● Set task
State how many lines of the records contain the string "pile", and give no other information.

▽

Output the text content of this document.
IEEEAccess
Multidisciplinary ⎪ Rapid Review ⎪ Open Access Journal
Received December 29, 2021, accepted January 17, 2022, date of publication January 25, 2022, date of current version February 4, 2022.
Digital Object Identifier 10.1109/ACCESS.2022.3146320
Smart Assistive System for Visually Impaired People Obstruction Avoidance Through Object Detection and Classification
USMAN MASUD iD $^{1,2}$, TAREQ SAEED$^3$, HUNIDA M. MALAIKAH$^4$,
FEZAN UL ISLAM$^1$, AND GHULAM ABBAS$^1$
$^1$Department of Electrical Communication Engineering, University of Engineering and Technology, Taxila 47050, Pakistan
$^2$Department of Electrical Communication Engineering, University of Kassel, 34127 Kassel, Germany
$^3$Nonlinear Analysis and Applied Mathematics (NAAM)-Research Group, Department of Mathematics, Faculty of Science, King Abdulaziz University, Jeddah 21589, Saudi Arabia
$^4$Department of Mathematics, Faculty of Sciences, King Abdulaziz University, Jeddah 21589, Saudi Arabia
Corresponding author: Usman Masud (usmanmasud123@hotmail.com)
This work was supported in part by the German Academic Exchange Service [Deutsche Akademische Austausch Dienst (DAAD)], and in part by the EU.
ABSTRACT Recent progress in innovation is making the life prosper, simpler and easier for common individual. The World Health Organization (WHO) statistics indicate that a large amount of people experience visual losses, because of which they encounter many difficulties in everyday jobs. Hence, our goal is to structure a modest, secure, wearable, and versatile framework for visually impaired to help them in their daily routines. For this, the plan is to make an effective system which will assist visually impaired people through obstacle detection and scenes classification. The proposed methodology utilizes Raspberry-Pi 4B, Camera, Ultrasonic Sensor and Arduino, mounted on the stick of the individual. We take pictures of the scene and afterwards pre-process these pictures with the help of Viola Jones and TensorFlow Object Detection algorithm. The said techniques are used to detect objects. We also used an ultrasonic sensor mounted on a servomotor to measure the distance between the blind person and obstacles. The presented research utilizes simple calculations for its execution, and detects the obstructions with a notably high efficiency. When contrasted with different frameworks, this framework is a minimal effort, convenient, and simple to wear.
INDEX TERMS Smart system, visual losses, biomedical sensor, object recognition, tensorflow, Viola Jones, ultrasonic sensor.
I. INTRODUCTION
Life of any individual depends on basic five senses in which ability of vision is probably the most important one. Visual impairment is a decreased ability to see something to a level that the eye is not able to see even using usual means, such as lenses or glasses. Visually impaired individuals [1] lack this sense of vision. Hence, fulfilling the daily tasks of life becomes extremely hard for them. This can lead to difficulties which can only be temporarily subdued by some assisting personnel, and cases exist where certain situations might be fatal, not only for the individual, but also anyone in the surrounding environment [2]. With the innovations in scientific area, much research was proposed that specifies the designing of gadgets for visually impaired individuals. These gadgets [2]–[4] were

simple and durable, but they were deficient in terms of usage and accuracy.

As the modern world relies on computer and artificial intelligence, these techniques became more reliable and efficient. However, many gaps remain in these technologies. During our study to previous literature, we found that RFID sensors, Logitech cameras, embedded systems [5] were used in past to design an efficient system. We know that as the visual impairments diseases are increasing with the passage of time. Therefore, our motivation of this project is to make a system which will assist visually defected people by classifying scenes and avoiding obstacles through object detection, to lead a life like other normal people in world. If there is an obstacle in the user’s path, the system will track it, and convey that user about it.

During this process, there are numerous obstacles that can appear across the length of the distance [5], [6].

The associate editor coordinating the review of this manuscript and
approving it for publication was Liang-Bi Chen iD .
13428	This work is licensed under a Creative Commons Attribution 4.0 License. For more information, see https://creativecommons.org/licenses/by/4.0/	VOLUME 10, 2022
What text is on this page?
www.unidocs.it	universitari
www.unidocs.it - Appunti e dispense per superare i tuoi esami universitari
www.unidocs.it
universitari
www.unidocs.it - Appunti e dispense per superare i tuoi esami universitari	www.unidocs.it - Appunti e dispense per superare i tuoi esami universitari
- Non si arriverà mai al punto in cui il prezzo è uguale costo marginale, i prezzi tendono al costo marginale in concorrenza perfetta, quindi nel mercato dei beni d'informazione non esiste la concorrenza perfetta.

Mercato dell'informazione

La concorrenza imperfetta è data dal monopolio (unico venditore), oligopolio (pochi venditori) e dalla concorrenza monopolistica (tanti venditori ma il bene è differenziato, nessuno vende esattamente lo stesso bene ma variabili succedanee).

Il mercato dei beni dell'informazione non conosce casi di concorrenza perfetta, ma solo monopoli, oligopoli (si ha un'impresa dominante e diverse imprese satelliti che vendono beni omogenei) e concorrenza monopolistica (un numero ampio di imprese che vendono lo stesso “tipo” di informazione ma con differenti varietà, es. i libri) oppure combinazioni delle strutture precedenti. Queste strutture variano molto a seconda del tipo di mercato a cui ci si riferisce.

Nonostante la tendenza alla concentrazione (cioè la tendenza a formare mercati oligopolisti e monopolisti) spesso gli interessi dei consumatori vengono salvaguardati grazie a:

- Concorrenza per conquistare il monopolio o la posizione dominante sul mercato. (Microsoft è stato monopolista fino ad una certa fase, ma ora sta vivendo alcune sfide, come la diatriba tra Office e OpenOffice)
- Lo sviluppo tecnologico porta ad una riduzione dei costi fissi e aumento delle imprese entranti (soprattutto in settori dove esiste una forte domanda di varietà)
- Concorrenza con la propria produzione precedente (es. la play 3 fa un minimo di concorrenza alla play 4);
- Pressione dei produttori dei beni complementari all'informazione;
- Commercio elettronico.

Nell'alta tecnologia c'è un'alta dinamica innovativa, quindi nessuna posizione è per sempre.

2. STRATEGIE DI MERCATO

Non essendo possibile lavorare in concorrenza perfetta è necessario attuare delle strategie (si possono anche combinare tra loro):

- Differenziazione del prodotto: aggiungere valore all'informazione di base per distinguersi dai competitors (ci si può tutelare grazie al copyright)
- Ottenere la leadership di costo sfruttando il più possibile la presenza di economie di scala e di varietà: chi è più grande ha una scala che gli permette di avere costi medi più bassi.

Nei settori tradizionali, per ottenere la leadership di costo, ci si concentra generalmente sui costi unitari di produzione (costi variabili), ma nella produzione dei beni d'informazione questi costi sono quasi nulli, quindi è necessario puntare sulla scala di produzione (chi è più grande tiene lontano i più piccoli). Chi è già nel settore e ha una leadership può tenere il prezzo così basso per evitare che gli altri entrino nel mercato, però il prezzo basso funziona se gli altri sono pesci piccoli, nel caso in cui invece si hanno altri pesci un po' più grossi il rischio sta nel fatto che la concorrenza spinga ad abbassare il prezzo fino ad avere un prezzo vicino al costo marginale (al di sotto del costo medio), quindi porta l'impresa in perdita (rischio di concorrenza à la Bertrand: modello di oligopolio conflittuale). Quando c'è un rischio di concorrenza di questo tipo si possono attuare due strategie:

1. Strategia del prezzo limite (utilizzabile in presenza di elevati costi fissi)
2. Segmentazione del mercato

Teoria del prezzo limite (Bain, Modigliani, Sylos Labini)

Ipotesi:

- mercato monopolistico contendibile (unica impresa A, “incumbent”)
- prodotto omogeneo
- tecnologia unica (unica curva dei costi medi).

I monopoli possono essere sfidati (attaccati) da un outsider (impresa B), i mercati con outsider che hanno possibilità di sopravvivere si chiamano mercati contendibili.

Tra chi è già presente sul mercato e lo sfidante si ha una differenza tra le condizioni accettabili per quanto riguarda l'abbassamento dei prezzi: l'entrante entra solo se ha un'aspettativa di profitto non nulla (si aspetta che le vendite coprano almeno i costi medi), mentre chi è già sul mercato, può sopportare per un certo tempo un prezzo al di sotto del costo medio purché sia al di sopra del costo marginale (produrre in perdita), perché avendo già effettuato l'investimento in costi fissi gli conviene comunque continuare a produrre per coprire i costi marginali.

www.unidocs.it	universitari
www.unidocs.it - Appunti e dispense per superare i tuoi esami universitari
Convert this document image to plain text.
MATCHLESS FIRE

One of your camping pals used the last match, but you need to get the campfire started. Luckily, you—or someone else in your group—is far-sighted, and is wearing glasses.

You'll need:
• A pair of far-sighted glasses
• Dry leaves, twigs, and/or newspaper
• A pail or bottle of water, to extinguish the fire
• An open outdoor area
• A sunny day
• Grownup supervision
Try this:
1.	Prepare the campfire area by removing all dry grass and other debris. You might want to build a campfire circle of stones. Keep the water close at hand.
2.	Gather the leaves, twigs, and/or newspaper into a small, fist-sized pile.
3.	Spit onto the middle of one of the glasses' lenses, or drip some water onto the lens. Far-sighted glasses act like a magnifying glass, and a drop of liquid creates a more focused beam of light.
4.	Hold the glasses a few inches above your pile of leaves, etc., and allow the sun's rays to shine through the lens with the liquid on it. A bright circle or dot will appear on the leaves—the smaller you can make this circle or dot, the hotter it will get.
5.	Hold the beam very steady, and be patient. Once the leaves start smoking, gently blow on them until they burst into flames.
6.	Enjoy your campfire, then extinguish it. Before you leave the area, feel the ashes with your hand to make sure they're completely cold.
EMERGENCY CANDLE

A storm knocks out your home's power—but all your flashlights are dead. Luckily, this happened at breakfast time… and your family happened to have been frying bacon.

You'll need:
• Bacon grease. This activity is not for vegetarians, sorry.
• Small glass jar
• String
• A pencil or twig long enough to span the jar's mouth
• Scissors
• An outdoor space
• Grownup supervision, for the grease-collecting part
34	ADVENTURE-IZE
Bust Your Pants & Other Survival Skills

△

● Complete output
2